__WORK TO COMPLETE__.
Can you find the lines of the listing that include "Systems" and copy every one?

Stored data entries:
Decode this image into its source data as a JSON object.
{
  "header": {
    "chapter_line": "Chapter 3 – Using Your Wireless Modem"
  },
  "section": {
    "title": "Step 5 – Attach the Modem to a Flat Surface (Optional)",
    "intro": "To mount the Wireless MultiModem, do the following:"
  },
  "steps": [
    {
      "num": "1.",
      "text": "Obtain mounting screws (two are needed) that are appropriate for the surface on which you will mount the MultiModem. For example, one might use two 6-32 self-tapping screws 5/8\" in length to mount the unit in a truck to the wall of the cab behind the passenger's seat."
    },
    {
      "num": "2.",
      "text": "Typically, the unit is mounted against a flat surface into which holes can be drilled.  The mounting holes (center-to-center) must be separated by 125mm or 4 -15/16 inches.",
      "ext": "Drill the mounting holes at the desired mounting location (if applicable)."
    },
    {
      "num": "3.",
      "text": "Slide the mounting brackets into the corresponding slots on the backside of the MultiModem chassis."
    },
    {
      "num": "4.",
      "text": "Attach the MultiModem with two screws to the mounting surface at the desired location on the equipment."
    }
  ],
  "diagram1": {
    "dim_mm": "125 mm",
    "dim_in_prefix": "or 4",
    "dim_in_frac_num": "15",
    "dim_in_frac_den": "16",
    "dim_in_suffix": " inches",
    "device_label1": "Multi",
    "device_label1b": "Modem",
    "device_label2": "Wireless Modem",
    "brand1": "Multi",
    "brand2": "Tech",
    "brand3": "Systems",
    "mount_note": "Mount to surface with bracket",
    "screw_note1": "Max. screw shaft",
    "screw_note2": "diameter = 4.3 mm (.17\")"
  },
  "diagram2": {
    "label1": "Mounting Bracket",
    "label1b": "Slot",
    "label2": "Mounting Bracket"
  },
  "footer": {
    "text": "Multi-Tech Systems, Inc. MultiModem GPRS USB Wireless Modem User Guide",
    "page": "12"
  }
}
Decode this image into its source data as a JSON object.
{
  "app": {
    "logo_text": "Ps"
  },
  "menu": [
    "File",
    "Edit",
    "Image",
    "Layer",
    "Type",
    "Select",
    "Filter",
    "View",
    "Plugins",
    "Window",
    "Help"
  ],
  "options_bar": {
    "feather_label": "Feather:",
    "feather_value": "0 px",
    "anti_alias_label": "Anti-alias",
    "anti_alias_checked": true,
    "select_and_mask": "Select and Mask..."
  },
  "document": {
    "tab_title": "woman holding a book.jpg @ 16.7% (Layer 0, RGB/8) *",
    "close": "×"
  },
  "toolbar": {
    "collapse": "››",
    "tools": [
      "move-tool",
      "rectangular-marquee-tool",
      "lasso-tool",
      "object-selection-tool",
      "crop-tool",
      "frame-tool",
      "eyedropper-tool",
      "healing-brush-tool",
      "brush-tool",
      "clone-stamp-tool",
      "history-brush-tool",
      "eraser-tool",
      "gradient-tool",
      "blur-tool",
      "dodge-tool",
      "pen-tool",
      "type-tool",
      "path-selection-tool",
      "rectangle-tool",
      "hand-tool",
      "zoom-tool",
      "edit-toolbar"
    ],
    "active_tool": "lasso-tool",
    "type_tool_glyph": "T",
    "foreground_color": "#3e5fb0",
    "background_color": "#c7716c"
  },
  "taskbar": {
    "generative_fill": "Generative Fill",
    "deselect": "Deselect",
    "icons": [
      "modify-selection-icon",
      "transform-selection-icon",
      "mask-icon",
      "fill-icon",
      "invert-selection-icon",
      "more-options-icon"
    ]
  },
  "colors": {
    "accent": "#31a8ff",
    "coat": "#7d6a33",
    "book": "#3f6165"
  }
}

__RESULT__.
    "brand3": "Systems",
    "text": "Multi-Tech Systems, Inc. MultiModem GPRS USB Wireless Modem User Guide",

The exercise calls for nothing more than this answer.